What is asked
Write the records out again, precisely as they stand.
* start *
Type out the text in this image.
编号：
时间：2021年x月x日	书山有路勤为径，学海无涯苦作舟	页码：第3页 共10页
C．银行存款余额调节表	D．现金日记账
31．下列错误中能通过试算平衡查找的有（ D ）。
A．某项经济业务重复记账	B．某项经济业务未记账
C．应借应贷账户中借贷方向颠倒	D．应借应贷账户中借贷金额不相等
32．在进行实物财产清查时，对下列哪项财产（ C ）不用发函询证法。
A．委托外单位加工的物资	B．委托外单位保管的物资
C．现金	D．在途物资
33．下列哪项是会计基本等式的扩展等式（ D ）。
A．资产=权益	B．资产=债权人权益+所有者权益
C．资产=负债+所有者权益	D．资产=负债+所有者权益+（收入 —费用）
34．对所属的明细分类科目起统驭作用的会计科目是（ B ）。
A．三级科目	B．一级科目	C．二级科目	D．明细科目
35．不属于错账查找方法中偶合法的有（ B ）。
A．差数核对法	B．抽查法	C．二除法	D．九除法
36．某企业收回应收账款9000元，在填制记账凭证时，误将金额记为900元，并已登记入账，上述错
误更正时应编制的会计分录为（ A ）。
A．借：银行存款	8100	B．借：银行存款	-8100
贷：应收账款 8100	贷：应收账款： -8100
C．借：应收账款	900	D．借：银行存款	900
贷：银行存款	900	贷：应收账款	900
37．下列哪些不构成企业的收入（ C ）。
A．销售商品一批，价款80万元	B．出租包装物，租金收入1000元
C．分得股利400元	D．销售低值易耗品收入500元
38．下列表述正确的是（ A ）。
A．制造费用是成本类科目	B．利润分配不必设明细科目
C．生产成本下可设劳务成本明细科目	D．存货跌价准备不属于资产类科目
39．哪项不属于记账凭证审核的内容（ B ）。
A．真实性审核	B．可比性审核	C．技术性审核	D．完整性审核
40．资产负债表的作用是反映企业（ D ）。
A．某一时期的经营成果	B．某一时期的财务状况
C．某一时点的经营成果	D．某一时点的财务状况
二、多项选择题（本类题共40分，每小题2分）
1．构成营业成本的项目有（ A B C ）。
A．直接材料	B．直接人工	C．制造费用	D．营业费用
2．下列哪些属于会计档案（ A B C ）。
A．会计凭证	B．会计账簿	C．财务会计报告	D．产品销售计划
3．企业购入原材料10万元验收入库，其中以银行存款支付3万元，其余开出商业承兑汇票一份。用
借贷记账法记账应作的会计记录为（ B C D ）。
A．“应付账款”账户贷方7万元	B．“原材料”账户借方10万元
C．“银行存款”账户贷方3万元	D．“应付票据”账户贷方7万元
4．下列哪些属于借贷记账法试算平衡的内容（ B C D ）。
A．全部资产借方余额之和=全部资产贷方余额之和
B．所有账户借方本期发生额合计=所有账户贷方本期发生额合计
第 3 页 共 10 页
* end *
Solution
Type out the text in this image.
编号：
时间：2021年x月x日	书山有路勤为径，学海无涯苦作舟	页码：第3页 共10页
C．银行存款余额调节表	D．现金日记账
31．下列错误中能通过试算平衡查找的有（ D ）。
A．某项经济业务重复记账	B．某项经济业务未记账
C．应借应贷账户中借贷方向颠倒	D．应借应贷账户中借贷金额不相等
32．在进行实物财产清查时，对下列哪项财产（ C ）不用发函询证法。
A．委托外单位加工的物资	B．委托外单位保管的物资
C．现金	D．在途物资
33．下列哪项是会计基本等式的扩展等式（ D ）。
A．资产=权益	B．资产=债权人权益+所有者权益
C．资产=负债+所有者权益	D．资产=负债+所有者权益+（收入 —费用）
34．对所属的明细分类科目起统驭作用的会计科目是（ B ）。
A．三级科目	B．一级科目	C．二级科目	D．明细科目
35．不属于错账查找方法中偶合法的有（ B ）。
A．差数核对法	B．抽查法	C．二除法	D．九除法
36．某企业收回应收账款9000元，在填制记账凭证时，误将金额记为900元，并已登记入账，上述错
误更正时应编制的会计分录为（ A ）。
A．借：银行存款	8100	B．借：银行存款	-8100
贷：应收账款 8100	贷：应收账款： -8100
C．借：应收账款	900	D．借：银行存款	900
贷：银行存款	900	贷：应收账款	900
37．下列哪些不构成企业的收入（ C ）。
A．销售商品一批，价款80万元	B．出租包装物，租金收入1000元
C．分得股利400元	D．销售低值易耗品收入500元
38．下列表述正确的是（ A ）。
A．制造费用是成本类科目	B．利润分配不必设明细科目
C．生产成本下可设劳务成本明细科目	D．存货跌价准备不属于资产类科目
39．哪项不属于记账凭证审核的内容（ B ）。
A．真实性审核	B．可比性审核	C．技术性审核	D．完整性审核
40．资产负债表的作用是反映企业（ D ）。
A．某一时期的经营成果	B．某一时期的财务状况
C．某一时点的经营成果	D．某一时点的财务状况
二、多项选择题（本类题共40分，每小题2分）
1．构成营业成本的项目有（ A B C ）。
A．直接材料	B．直接人工	C．制造费用	D．营业费用
2．下列哪些属于会计档案（ A B C ）。
A．会计凭证	B．会计账簿	C．财务会计报告	D．产品销售计划
3．企业购入原材料10万元验收入库，其中以银行存款支付3万元，其余开出商业承兑汇票一份。用
借贷记账法记账应作的会计记录为（ B C D ）。
A．“应付账款”账户贷方7万元	B．“原材料”账户借方10万元
C．“银行存款”账户贷方3万元	D．“应付票据”账户贷方7万元
4．下列哪些属于借贷记账法试算平衡的内容（ B C D ）。
A．全部资产借方余额之和=全部资产贷方余额之和
B．所有账户借方本期发生额合计=所有账户贷方本期发生额合计
第 3 页 共 10 页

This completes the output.